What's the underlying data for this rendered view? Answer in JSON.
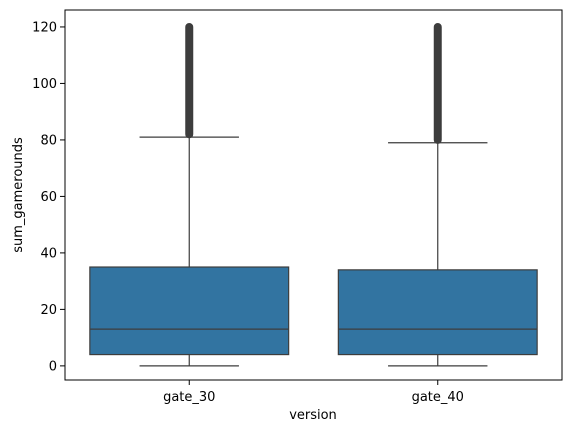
{
  "chart_data": {
    "type": "box",
    "title": "",
    "xlabel": "version",
    "ylabel": "sum_gamerounds",
    "ylim": [
      -5,
      126
    ],
    "yticks": [
      0,
      20,
      40,
      60,
      80,
      100,
      120
    ],
    "grid": false,
    "categories": [
      "gate_30",
      "gate_40"
    ],
    "boxes": [
      {
        "category": "gate_30",
        "min": 0,
        "q1": 4,
        "median": 13,
        "q3": 35,
        "whisker_high": 81,
        "outliers_from": 82,
        "outliers_to": 120
      },
      {
        "category": "gate_40",
        "min": 0,
        "q1": 4,
        "median": 13,
        "q3": 34,
        "whisker_high": 79,
        "outliers_from": 80,
        "outliers_to": 120
      }
    ],
    "colors": {
      "box_fill": "#3274a1",
      "line": "#3d3d3d"
    }
  }
}
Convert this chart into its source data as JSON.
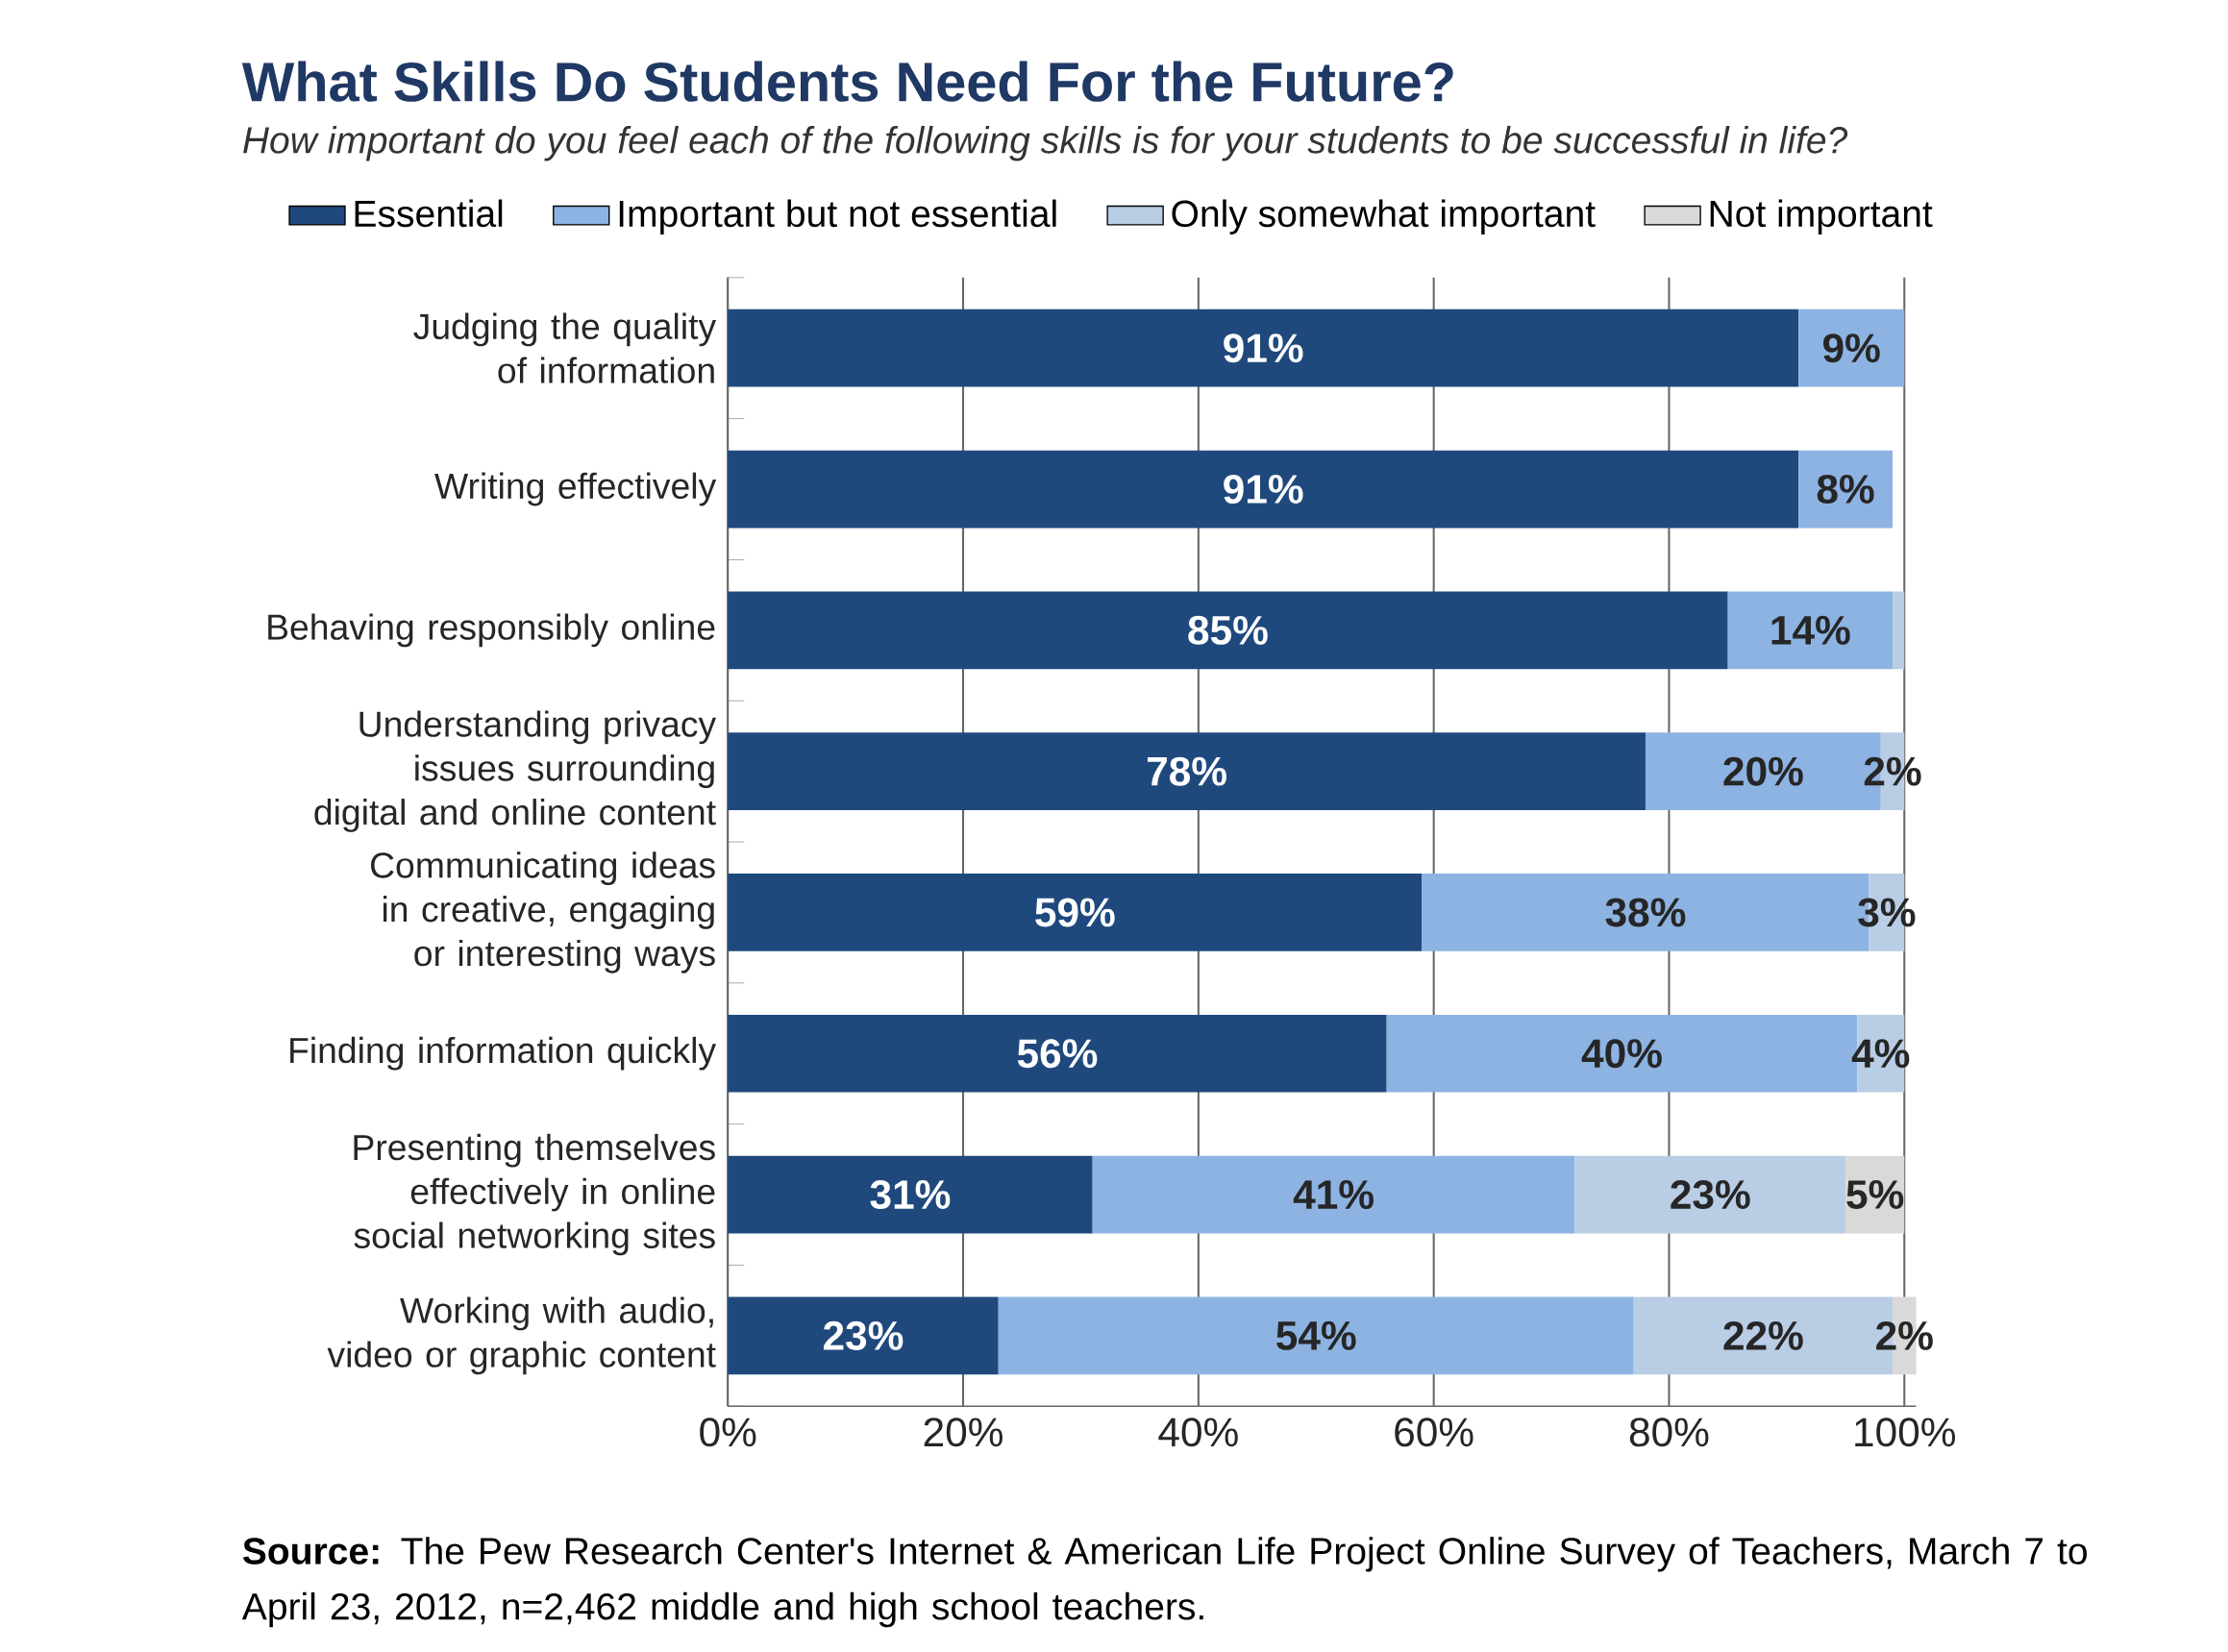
{
  "chart_data": {
    "type": "bar",
    "orientation": "horizontal",
    "stacked": true,
    "title": "What Skills Do Students Need For the Future?",
    "subtitle": "How important do you feel each of the following skills is for your students to be successful in life?",
    "categories": [
      "Judging the quality of information",
      "Writing effectively",
      "Behaving responsibly online",
      "Understanding privacy issues surrounding digital and online content",
      "Communicating ideas in creative, engaging or interesting ways",
      "Finding information quickly",
      "Presenting themselves effectively in online social networking sites",
      "Working with audio, video or graphic content"
    ],
    "series": [
      {
        "name": "Essential",
        "color": "#1f497d",
        "values": [
          91,
          91,
          85,
          78,
          59,
          56,
          31,
          23
        ],
        "value_labels": [
          "91%",
          "91%",
          "85%",
          "78%",
          "59%",
          "56%",
          "31%",
          "23%"
        ]
      },
      {
        "name": "Important but not essential",
        "color": "#8db3e2",
        "values": [
          9,
          8,
          14,
          20,
          38,
          40,
          41,
          54
        ],
        "value_labels": [
          "9%",
          "8%",
          "14%",
          "20%",
          "38%",
          "40%",
          "41%",
          "54%"
        ]
      },
      {
        "name": "Only somewhat important",
        "color": "#b9cde5",
        "values": [
          null,
          null,
          1,
          2,
          3,
          4,
          23,
          22
        ],
        "value_labels": [
          null,
          null,
          null,
          "2%",
          "3%",
          "4%",
          "23%",
          "22%"
        ]
      },
      {
        "name": "Not important",
        "color": "#d9d9d9",
        "values": [
          null,
          null,
          null,
          null,
          null,
          null,
          5,
          2
        ],
        "value_labels": [
          null,
          null,
          null,
          null,
          null,
          null,
          "5%",
          "2%"
        ]
      }
    ],
    "xlim": [
      0,
      101
    ],
    "xticks": [
      {
        "value": 0,
        "label": "0%"
      },
      {
        "value": 20,
        "label": "20%"
      },
      {
        "value": 40,
        "label": "40%"
      },
      {
        "value": 60,
        "label": "60%"
      },
      {
        "value": 80,
        "label": "80%"
      },
      {
        "value": 100,
        "label": "100%"
      }
    ],
    "grid": "x",
    "legend": "top",
    "annotations": [
      "**Source:** The Pew Research Center's Internet & American Life Project Online Survey of Teachers, March 7 to April 23, 2012, n=2,462 middle and high school teachers."
    ]
  }
}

◆ ◆ ◆ ◆

Pull out each line holding the string "name".

        "name": "Essential",
        "name": "Important but not essential",
        "name": "Only somewhat important",
        "name": "Not important",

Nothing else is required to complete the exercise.